[Begin Records supplied]

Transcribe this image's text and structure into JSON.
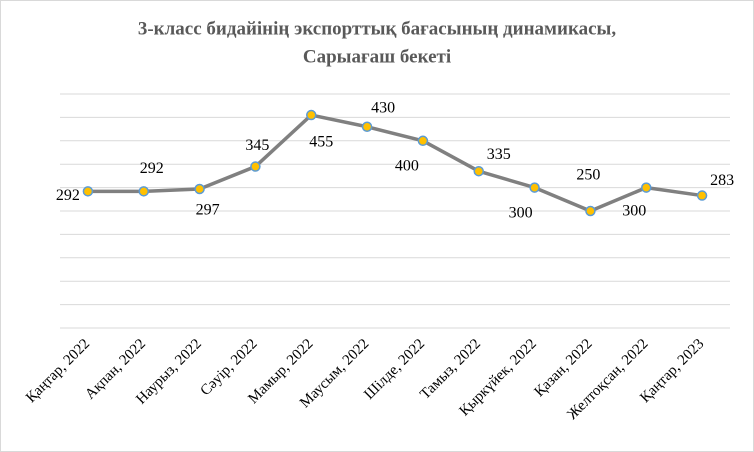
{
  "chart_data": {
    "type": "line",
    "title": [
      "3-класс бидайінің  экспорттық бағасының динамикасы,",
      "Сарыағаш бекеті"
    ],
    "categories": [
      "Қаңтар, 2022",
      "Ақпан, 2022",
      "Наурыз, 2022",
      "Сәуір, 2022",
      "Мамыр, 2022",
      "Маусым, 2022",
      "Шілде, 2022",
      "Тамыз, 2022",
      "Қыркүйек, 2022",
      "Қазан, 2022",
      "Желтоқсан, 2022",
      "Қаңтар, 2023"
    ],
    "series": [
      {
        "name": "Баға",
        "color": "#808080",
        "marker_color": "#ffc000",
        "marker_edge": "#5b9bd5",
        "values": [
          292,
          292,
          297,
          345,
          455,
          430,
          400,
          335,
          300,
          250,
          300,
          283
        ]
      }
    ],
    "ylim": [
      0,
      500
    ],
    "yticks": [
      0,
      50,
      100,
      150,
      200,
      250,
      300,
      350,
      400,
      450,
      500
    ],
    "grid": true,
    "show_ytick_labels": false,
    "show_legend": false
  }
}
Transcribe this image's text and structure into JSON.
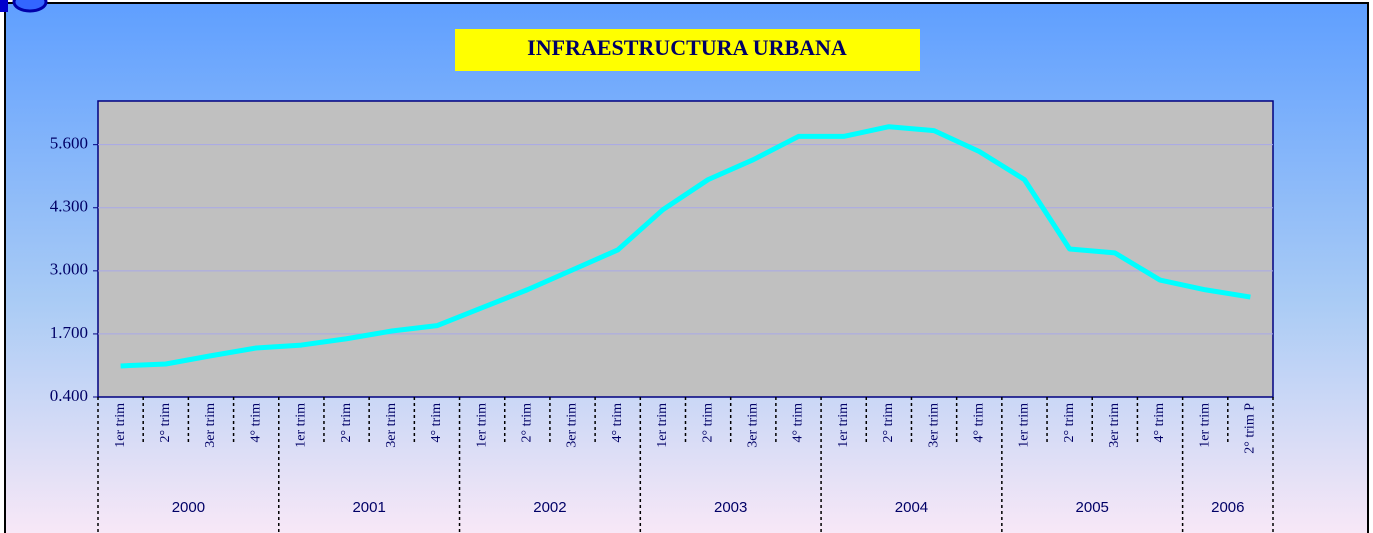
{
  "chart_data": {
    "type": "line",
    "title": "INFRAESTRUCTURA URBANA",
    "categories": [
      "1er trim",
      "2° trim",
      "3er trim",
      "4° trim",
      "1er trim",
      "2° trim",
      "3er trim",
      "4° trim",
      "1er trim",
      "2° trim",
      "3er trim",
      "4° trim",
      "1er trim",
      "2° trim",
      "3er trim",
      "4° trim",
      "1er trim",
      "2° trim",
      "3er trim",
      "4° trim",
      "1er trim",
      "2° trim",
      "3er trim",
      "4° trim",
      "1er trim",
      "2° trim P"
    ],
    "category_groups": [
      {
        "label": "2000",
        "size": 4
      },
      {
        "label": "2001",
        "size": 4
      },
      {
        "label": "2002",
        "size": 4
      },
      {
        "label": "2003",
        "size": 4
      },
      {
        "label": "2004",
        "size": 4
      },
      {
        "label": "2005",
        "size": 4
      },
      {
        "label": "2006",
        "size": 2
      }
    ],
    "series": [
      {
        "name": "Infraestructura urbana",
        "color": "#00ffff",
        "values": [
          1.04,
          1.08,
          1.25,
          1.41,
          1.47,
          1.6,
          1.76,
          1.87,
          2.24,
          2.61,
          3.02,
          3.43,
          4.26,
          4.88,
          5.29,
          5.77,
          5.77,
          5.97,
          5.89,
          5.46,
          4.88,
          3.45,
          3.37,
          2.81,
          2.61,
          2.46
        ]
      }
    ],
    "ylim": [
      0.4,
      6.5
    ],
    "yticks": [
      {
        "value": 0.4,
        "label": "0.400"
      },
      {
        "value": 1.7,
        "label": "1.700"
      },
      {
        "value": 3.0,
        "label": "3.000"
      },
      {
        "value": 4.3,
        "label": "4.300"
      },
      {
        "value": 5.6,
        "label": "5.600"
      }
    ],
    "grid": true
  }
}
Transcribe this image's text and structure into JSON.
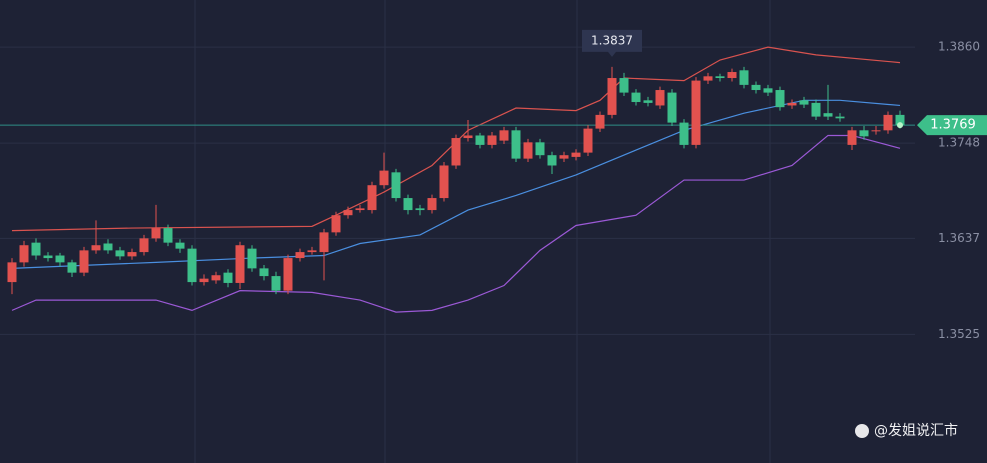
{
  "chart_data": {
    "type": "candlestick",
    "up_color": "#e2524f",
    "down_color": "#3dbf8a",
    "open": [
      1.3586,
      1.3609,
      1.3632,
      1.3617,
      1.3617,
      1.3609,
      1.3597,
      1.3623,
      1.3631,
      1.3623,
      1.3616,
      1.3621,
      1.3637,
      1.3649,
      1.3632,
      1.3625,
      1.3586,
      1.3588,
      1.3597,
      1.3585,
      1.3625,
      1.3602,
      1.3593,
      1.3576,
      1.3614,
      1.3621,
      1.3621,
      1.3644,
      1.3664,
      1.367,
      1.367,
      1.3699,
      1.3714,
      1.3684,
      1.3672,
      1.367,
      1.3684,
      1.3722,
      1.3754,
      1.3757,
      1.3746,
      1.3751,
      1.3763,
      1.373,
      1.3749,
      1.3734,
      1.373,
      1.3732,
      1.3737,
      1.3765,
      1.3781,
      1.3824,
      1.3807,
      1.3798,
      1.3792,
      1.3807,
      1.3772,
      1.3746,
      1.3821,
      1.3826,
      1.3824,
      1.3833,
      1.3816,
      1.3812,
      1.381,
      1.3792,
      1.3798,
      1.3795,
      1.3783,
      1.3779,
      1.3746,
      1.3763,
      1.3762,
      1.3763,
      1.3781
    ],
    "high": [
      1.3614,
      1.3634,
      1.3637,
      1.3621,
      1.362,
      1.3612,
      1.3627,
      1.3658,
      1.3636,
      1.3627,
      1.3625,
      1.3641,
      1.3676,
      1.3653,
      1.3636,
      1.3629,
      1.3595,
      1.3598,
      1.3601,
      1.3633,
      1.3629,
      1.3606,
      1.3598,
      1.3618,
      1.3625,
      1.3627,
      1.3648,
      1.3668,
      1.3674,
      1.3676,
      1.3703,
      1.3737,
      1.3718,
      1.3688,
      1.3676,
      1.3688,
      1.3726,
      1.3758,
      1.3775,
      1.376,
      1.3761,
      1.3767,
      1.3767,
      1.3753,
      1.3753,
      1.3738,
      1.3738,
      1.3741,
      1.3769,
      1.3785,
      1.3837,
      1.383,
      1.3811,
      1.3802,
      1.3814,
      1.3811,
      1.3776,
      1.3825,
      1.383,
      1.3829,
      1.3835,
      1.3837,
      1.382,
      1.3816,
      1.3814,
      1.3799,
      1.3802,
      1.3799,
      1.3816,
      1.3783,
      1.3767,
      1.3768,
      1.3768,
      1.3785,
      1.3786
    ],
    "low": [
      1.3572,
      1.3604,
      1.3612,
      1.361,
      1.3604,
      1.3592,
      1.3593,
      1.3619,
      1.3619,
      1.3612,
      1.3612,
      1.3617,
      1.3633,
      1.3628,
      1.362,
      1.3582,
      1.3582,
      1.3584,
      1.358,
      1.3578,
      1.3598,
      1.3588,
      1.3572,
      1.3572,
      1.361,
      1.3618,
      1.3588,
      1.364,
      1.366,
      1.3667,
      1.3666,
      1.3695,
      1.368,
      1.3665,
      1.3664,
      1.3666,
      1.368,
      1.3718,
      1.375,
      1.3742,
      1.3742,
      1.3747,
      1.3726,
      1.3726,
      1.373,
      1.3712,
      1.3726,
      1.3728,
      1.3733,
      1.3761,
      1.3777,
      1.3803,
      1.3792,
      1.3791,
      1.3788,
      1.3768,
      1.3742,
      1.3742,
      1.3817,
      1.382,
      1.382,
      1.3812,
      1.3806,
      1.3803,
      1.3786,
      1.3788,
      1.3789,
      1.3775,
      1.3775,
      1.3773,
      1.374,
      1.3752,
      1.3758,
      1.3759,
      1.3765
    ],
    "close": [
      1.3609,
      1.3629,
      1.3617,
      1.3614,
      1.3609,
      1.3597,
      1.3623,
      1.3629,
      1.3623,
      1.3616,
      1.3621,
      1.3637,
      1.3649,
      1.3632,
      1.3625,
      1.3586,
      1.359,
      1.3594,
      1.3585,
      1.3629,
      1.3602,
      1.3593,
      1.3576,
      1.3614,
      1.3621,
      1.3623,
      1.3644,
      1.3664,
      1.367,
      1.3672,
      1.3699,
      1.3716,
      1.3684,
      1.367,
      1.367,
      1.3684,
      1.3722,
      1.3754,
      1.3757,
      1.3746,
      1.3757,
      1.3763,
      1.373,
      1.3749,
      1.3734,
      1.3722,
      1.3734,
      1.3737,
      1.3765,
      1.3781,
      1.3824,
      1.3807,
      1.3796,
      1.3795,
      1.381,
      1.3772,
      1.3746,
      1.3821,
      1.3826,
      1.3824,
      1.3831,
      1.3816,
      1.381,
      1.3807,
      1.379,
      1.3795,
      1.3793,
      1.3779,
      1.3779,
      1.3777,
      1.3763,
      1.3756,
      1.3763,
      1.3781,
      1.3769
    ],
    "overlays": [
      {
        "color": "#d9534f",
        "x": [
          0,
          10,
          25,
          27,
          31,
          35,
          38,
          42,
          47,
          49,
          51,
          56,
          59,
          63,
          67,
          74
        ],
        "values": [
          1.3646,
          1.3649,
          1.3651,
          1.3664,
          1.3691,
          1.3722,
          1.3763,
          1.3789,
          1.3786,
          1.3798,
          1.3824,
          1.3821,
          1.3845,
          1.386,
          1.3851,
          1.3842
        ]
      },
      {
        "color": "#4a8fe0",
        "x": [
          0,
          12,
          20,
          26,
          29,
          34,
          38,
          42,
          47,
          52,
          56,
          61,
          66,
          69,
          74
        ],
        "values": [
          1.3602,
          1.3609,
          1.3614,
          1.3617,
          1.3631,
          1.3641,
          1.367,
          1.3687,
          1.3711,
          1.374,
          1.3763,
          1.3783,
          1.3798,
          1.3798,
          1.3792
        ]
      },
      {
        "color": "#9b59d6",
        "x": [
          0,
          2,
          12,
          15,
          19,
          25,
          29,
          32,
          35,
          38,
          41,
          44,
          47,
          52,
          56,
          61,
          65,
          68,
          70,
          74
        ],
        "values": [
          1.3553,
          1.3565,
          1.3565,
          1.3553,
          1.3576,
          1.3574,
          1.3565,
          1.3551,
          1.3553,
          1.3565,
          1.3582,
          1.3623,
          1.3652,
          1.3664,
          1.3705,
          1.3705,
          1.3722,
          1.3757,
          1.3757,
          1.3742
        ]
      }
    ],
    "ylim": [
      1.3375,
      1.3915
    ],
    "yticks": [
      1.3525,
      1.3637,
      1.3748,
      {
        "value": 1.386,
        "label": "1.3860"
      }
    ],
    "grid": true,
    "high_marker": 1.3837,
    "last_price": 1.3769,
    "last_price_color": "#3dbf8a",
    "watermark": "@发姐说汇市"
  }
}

[End Records supplied]

Return all lines containing the word "title".

    "title": [
    "title": "INFRAESTRUCTURA URBANA",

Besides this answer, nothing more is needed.